DESCRIPTION OF THE TASK: Find each line containing the string "planteados" and return it.

[START MATERIAL SHOWN]

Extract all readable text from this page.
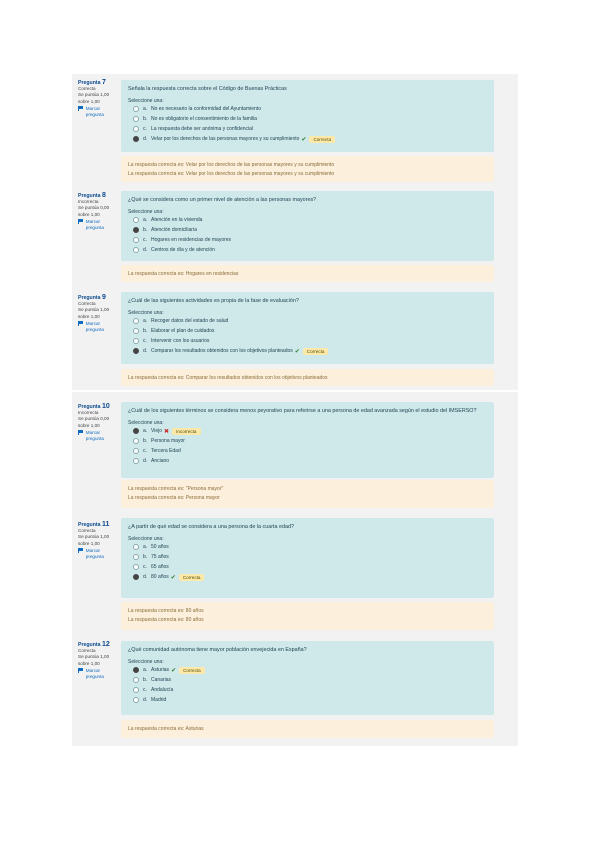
Pregunta 7
Correcta
Se puntúa 1,00 sobre 1,00
Marcar pregunta
Señala la respuesta correcta sobre el Código de Buenas Prácticas
Seleccione una:
a. No es necesario la conformidad del Ayuntamiento
b. No es obligatorio el consentimiento de la familia
c. La respuesta debe ser anónima y confidencial
d. Velar por los derechos de las personas mayores y su cumplimiento ✔	Correcta
La respuesta correcta es: Velar por los derechos de las personas mayores y su cumplimiento
La respuesta correcta es: Velar por los derechos de las personas mayores y su cumplimiento
Pregunta 8
Incorrecta
Se puntúa 0,00 sobre 1,00
Marcar pregunta
¿Qué se considera como un primer nivel de atención a las personas mayores?
Seleccione una:
a. Atención en la vivienda
b. Atención domiciliaria
c. Hogares en residencias de mayores
d. Centros de día y de atención
La respuesta correcta es: Hogares en residencias
Pregunta 9
Correcta
Se puntúa 1,00 sobre 1,00
Marcar pregunta
¿Cuál de las siguientes actividades es propia de la fase de evaluación?
Seleccione una:
a. Recoger datos del estado de salud
b. Elaborar el plan de cuidados
c. Intervenir con los usuarios
d. Comparar los resultados obtenidos con los objetivos planteados ✔	Correcta
La respuesta correcta es: Comparar los resultados obtenidos con los objetivos planteados
Pregunta 10
Incorrecta
Se puntúa 0,00 sobre 1,00
Marcar pregunta
¿Cuál de los siguientes términos se considera menos peyorativo para referirse a una persona de edad avanzada según el estudio del IMSERSO?
Seleccione una:
a. Viejo ✖	Incorrecta
b. Persona mayor
c. Tercera Edad
d. Anciano
La respuesta correcta es: "Persona mayor"
La respuesta correcta es: Persona mayor
Pregunta 11
Correcta
Se puntúa 1,00 sobre 1,00
Marcar pregunta
¿A partir de qué edad se considera a una persona de la cuarta edad?
Seleccione una:
a. 50 años
b. 75 años
c. 65 años
d. 80 años ✔	Correcta
La respuesta correcta es: 80 años
La respuesta correcta es: 80 años
Pregunta 12
Correcta
Se puntúa 1,00 sobre 1,00
Marcar pregunta
¿Qué comunidad autónoma tiene mayor población envejecida en España?
Seleccione una:
a. Asturias ✔	Correcta
b. Canarias
c. Andalucía
d. Madrid
La respuesta correcta es: Asturias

[END MATERIAL SHOWN]

WRITTEN REPLY:
d. Comparar los resultados obtenidos con los objetivos planteados ✔	Correcta
La respuesta correcta es: Comparar los resultados obtenidos con los objetivos planteados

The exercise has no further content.